EXTRAIT DU DOCUMENT:
####
Et retournant sur ses pas, il entraîna sa femme jusqu’à là porte de l’école française, dont le paterne M.Chnetz était alors directeur.

Un domestique à la livrée impériale le reçut dans le vestibule.

— Qui joue du piano ? dit brusquement Gounod.

— Monsieur, c’est un des pensionnaires M. Paladilhe.

— Où est son appartement ?

Et, écoutant à peine l’indication du valet, Gounod, toujours suivi de sa femme, grimpa quatre à six l’escalier, arriva devant la porte du jeune prix de Rome. Celui-ci plaquait les derniers accords de la fameuse marche.

Sans se donner le temps de reprendre haleine ni même de frapper, il fit irruption dans la chambre, et, se précipitant les bras grands ouverts vers Paladilhe, d’un geste nerveux il le serra contre sa poitrine.

— Mon jeune ami, vous venez de me faire ressentir une des plus douces joies que je puisse- éprouver. L’écho de cette marche, que j’ai composée ici, dans cette même chambre, sur ce même piano, m’a pénétré jusqu’au fond du cœur ! Rien n’est changé ici. Ah ! quel grand musicien vous faites !

Puis, se tournant vers sa femme :

— Anna, embrasse ces rideaux, embrasse ce papier, embrasse ce piano, c’est au milieu de cela que j’ai passé de douces années.

Il aurait presque ajouté :

— Embrasse monsieur !

Puis il partit comme il était venu, en ouragan. Il rentra à son hôtel, des larmes plein les yeux et murmurant le long du chemin :

— Paladilhe a du talent... c’est un berger de Virgile… il ira loin.

***

Cet enthousiaste de lui-même et des autres, pris par je ne sais quel découragement, renonça un beau jour brusquement à persévérer dans sa route glorieuse. Était-ce un souvenir de M. Ingres ? Je ne le sais, mais le musicien essaya d’être peintre. C’était une revanche pour l’auteur de la Stratonice.

Par une bizarrerie qui n’appartient qu’à lui, il choisit précisément l’instant où ses mains, emmaillottées de cataplasmes et de chiffons blancs, se refusaient à tout service pour tâter du pinceau. Gounod avait des clous comme un simple mortel. Il se fit apporter chevalet, toiles, couleurs, brosses, quantité de vernis et de sauces, et le voilà installé à Montretout, étalant force couleurs sur sa palette, entassant glacis sur empâtements, et brossant le tout comme jamais domestique zélé n’avait brossé ses hardes. Décidément, il était peintre. Son coup d’essai le ravit au septième ciel. Autour de lui, l’admiration était générale et il barbouillait à cœur joie dans cette pièce aux murs de laquelle étaient appendus des autographes de Gluck, de Mozart, de Lulli, de Beethoven, de Mendelsohn, etc., etc. Autour de lui, silence absolu, personne ne pénétrait.

Pourtant un jeune et grand artiste, ami intime du maître, put pénétrer dans l’atelier. C’était Regnault. — Eh bien, et la musique ?

— Ne m’en parlez plus, j’y ai renoncé.

— Et vous faites… ?

— De la peinture. On ne s’y attend pas, JE VAIS ÉTONNER !
####
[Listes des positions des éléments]
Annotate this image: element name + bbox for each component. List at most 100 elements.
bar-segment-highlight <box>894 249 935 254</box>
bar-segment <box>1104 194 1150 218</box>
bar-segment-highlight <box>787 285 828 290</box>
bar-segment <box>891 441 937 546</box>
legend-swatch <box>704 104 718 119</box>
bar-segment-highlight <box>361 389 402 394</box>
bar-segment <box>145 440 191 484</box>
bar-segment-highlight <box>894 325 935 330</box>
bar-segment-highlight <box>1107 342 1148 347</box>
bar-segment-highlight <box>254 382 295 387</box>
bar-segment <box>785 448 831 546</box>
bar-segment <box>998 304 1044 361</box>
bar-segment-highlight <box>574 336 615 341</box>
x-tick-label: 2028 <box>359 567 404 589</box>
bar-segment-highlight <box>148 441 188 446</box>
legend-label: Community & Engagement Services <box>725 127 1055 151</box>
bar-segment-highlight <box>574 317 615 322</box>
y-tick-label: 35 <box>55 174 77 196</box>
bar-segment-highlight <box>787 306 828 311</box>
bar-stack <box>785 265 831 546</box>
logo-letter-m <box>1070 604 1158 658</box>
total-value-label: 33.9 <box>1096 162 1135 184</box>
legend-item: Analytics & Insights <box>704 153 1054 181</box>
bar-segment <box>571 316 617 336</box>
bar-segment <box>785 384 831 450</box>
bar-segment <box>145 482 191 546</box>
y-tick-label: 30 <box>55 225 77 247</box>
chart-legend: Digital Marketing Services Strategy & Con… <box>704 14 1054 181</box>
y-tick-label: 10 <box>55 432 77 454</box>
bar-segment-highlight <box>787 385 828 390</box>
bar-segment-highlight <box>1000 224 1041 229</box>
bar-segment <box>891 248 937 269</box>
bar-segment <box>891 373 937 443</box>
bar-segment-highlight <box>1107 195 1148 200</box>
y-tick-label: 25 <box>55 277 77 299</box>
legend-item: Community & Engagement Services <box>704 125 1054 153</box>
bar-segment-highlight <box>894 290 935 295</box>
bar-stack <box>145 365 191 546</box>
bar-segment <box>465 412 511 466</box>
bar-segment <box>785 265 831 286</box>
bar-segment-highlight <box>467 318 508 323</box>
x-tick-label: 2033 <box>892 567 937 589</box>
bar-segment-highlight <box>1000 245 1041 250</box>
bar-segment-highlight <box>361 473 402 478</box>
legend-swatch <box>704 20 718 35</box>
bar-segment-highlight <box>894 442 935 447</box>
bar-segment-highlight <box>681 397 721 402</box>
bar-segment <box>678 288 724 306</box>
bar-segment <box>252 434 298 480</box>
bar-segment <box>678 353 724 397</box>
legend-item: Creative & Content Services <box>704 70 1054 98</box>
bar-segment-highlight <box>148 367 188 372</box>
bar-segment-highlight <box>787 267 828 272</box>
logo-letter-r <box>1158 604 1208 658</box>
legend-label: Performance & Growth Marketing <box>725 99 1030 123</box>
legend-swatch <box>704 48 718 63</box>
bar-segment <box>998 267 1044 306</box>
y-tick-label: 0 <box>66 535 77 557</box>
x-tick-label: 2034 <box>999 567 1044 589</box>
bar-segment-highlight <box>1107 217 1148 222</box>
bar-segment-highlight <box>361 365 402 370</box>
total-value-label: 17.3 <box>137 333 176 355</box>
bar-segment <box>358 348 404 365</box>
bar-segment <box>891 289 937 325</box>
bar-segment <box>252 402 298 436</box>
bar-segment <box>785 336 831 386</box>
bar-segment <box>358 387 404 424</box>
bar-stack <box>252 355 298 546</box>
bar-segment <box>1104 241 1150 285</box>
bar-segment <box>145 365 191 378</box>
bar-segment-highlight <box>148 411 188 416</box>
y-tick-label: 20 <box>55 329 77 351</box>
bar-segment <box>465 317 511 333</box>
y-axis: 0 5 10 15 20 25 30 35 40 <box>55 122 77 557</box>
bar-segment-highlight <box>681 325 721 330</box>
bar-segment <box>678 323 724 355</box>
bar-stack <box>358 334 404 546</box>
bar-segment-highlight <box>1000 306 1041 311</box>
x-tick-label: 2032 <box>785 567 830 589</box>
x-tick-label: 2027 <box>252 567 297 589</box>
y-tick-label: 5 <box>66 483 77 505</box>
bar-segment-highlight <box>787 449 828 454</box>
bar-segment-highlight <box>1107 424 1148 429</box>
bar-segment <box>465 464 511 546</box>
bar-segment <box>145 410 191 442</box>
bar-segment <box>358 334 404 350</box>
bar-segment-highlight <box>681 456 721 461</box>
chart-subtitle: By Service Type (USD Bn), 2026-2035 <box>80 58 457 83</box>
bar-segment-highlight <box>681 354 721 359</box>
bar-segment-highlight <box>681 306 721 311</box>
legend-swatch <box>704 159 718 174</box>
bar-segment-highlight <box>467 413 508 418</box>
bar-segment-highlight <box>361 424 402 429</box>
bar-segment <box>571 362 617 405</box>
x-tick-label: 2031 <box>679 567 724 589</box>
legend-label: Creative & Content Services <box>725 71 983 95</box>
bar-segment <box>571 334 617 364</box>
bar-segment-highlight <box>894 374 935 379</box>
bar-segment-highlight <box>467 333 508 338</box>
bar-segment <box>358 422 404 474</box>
####
TRAVAIL DEMANDÉ:
1: Dans le récit sur Gounod, relevez tous les compositeurs nommés dont les autographes sont accrochés aux murs de la pièce où il peint.
2: Réécrivez le passage du récit sur Gounod qui va de « Sans se donner » jusqu'à « Embrasse monsieur ! » inclus, en substituant « clavier » à « piano ».

RÉSULTATS OBTENUS:
1: Gluck, Mozart, Lulli, Beethoven, Mendelsohn

2:
Sans se donner le temps de reprendre haleine ni même de frapper, il fit irruption dans la chambre, et, se précipitant les bras grands ouverts vers Paladilhe, d’un geste nerveux il le serra contre sa poitrine.

— Mon jeune ami, vous venez de me faire ressentir une des plus douces joies que je puisse- éprouver. L’écho de cette marche, que j’ai composée ici, dans cette même chambre, sur ce même clavier, m’a pénétré jusqu’au fond du cœur ! Rien n’est changé ici. Ah ! quel grand musicien vous faites !

Puis, se tournant vers sa femme :

— Anna, embrasse ces rideaux, embrasse ce papier, embrasse ce clavier, c’est au milieu de cela que j’ai passé de douces années.

Il aurait presque ajouté :

— Embrasse monsieur !